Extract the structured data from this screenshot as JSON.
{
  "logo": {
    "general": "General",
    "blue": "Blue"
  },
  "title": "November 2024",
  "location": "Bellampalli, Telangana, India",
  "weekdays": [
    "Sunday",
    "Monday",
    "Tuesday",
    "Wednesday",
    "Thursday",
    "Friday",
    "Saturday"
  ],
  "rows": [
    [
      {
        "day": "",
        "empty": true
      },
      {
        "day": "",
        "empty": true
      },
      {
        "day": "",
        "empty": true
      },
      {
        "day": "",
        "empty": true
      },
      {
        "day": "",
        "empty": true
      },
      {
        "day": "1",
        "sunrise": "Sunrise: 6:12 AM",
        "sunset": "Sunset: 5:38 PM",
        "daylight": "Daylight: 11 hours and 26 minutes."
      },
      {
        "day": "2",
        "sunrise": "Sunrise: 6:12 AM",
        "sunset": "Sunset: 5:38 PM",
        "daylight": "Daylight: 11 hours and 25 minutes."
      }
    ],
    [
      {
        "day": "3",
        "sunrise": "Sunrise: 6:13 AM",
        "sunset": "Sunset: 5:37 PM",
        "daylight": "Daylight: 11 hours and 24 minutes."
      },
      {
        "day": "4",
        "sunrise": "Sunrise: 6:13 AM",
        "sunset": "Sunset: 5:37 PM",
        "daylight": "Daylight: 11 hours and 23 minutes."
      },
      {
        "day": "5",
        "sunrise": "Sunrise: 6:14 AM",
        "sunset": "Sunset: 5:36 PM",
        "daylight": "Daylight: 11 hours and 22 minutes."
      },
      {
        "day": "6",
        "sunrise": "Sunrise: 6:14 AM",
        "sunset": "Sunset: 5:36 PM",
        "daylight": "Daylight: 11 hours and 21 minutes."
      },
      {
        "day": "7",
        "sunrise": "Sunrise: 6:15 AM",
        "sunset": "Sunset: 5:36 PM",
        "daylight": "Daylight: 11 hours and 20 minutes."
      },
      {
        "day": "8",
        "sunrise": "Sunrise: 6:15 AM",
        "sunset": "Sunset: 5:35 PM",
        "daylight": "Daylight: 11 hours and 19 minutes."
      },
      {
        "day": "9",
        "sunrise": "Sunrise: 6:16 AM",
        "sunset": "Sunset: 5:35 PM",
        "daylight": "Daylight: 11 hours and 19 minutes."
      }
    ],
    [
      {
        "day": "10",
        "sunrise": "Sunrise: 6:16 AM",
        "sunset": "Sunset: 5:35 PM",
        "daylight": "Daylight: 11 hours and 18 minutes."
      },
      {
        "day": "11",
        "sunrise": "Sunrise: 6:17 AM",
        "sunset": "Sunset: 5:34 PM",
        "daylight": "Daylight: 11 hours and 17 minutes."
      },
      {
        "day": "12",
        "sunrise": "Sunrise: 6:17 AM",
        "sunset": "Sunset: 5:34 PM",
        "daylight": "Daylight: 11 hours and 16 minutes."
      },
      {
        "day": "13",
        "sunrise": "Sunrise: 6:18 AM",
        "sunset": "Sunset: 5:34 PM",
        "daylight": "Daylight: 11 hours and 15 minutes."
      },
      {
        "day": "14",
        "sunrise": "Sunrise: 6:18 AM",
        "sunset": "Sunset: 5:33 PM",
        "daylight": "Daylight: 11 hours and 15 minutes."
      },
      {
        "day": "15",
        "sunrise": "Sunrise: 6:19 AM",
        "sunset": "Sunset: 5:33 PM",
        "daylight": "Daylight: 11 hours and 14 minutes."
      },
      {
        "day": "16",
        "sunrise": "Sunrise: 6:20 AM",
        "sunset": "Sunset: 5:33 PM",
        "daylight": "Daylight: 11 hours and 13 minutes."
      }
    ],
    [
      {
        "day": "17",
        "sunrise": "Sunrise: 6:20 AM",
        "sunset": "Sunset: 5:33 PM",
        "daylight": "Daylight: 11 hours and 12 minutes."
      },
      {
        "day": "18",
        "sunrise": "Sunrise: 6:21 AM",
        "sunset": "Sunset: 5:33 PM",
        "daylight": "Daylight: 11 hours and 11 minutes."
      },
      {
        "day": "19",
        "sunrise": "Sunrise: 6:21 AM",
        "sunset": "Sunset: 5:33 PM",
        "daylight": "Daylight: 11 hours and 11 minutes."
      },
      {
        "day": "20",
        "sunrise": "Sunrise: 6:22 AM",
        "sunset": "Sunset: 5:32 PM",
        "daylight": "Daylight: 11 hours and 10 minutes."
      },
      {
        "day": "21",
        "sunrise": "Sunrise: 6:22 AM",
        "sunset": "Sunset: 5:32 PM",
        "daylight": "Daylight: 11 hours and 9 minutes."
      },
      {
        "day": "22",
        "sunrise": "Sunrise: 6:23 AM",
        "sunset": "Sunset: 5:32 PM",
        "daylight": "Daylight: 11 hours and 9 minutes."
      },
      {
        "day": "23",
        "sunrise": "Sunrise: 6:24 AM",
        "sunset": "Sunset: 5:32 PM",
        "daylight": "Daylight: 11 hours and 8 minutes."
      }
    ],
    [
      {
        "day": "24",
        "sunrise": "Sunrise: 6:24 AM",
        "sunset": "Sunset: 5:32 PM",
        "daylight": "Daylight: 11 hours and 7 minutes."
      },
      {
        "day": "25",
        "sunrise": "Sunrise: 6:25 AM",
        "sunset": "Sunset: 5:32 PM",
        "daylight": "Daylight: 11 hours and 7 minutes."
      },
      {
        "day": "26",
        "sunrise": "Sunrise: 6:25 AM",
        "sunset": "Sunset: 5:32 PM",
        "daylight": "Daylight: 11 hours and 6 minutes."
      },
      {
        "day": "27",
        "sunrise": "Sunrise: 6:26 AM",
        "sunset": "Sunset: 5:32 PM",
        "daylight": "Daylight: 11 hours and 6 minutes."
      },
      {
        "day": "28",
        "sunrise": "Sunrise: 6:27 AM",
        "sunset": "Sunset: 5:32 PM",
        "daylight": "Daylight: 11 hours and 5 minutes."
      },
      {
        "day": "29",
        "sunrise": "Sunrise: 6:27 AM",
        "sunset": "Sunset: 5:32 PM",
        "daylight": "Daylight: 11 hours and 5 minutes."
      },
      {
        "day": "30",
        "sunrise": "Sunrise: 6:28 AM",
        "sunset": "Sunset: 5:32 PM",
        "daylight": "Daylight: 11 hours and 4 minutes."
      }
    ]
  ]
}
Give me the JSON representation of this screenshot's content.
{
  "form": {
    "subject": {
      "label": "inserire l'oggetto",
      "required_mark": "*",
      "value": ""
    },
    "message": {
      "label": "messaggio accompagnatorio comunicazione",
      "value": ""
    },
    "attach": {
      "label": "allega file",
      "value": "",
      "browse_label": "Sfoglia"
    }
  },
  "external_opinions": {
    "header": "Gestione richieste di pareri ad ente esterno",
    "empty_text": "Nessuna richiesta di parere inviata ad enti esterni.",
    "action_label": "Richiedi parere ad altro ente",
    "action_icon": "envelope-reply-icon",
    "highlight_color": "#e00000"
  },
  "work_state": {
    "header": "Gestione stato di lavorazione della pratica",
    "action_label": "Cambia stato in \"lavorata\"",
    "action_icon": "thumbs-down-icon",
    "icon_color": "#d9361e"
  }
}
========
- **Task objective**:
Pull out every line in the material above where "this" occurs.

- **Result of the task**:
Extract the structured data from this screenshot as JSON.
Give me the JSON representation of this screenshot's content.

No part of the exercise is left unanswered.